[Dataset records]
━━━━━━━━
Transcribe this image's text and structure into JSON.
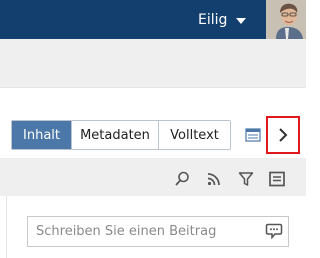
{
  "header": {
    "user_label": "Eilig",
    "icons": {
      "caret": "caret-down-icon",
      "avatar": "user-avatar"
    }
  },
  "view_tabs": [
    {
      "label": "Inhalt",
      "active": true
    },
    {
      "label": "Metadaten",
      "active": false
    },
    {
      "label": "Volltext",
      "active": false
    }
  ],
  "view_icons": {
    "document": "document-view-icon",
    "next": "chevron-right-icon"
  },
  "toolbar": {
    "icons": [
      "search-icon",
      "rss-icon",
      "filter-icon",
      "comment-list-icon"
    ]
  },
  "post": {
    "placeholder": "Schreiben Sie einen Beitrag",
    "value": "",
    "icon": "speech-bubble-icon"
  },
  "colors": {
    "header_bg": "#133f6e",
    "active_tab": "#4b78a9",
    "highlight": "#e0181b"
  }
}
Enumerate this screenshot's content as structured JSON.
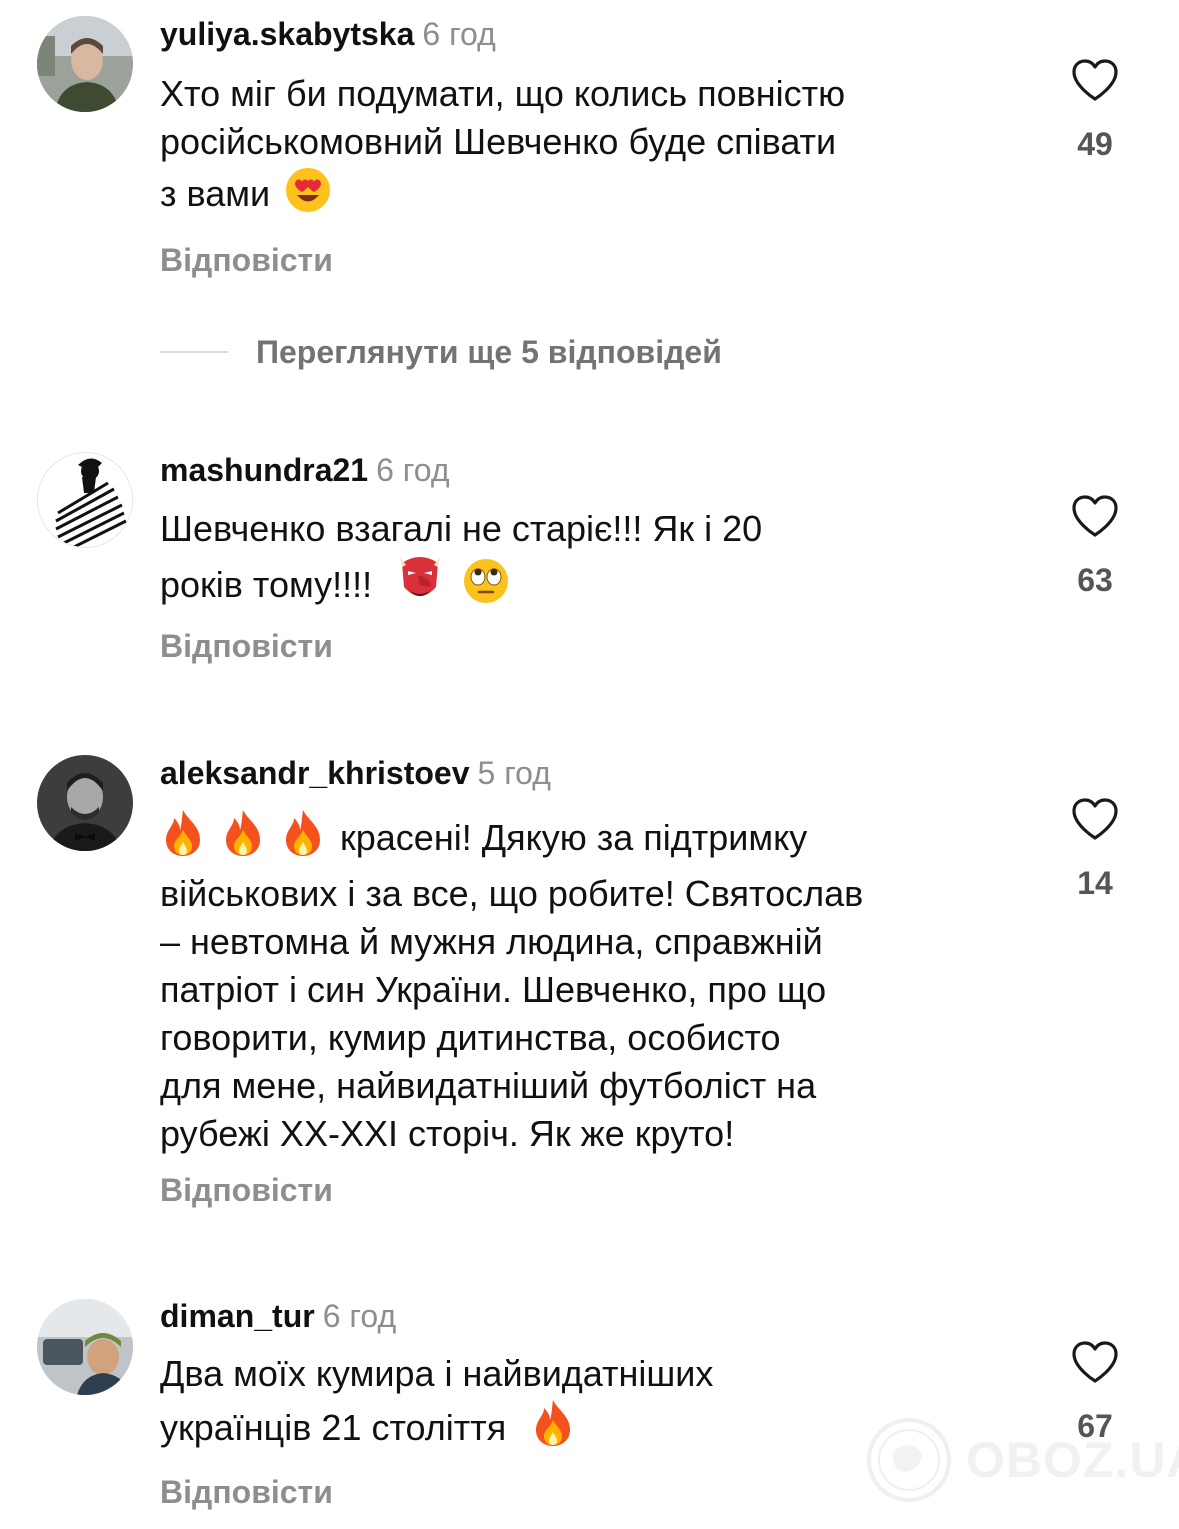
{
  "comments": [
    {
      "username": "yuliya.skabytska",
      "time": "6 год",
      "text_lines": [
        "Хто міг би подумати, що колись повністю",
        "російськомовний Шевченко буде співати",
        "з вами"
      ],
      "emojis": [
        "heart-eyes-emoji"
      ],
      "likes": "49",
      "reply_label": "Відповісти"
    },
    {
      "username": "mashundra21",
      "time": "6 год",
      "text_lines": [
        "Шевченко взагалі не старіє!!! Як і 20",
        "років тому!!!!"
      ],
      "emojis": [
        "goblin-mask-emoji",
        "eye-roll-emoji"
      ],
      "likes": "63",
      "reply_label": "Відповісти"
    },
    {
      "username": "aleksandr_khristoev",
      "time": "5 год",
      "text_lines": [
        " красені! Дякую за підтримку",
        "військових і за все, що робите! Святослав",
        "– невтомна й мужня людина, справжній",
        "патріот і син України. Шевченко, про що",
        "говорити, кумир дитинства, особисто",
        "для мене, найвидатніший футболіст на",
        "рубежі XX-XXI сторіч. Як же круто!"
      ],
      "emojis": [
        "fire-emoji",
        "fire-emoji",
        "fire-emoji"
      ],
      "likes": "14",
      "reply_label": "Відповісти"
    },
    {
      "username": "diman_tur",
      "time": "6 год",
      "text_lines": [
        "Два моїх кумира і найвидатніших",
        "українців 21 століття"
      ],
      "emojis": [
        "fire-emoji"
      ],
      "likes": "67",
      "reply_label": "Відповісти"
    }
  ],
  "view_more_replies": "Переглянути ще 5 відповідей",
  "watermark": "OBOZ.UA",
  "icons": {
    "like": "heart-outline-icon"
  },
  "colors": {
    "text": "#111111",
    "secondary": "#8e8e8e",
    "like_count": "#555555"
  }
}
━━━━━━━━
To be done: Quote all the records verbatim, dropping any pictures from your copy.

Right answer:
Transcribe this image's text and structure into JSON.
{
  "header": {
    "user_label": "Eilig",
    "icons": {
      "caret": "caret-down-icon",
      "avatar": "user-avatar"
    }
  },
  "view_tabs": [
    {
      "label": "Inhalt",
      "active": true
    },
    {
      "label": "Metadaten",
      "active": false
    },
    {
      "label": "Volltext",
      "active": false
    }
  ],
  "view_icons": {
    "document": "document-view-icon",
    "next": "chevron-right-icon"
  },
  "toolbar": {
    "icons": [
      "search-icon",
      "rss-icon",
      "filter-icon",
      "comment-list-icon"
    ]
  },
  "post": {
    "placeholder": "Schreiben Sie einen Beitrag",
    "value": "",
    "icon": "speech-bubble-icon"
  },
  "colors": {
    "header_bg": "#133f6e",
    "active_tab": "#4b78a9",
    "highlight": "#e0181b"
  }
}
Enumerate this screenshot's content as structured JSON.
{
  "comments": [
    {
      "username": "yuliya.skabytska",
      "time": "6 год",
      "text_lines": [
        "Хто міг би подумати, що колись повністю",
        "російськомовний Шевченко буде співати",
        "з вами"
      ],
      "emojis": [
        "heart-eyes-emoji"
      ],
      "likes": "49",
      "reply_label": "Відповісти"
    },
    {
      "username": "mashundra21",
      "time": "6 год",
      "text_lines": [
        "Шевченко взагалі не старіє!!! Як і 20",
        "років тому!!!!"
      ],
      "emojis": [
        "goblin-mask-emoji",
        "eye-roll-emoji"
      ],
      "likes": "63",
      "reply_label": "Відповісти"
    },
    {
      "username": "aleksandr_khristoev",
      "time": "5 год",
      "text_lines": [
        " красені! Дякую за підтримку",
        "військових і за все, що робите! Святослав",
        "– невтомна й мужня людина, справжній",
        "патріот і син України. Шевченко, про що",
        "говорити, кумир дитинства, особисто",
        "для мене, найвидатніший футболіст на",
        "рубежі XX-XXI сторіч. Як же круто!"
      ],
      "emojis": [
        "fire-emoji",
        "fire-emoji",
        "fire-emoji"
      ],
      "likes": "14",
      "reply_label": "Відповісти"
    },
    {
      "username": "diman_tur",
      "time": "6 год",
      "text_lines": [
        "Два моїх кумира і найвидатніших",
        "українців 21 століття"
      ],
      "emojis": [
        "fire-emoji"
      ],
      "likes": "67",
      "reply_label": "Відповісти"
    }
  ],
  "view_more_replies": "Переглянути ще 5 відповідей",
  "watermark": "OBOZ.UA",
  "icons": {
    "like": "heart-outline-icon"
  },
  "colors": {
    "text": "#111111",
    "secondary": "#8e8e8e",
    "like_count": "#555555"
  }
}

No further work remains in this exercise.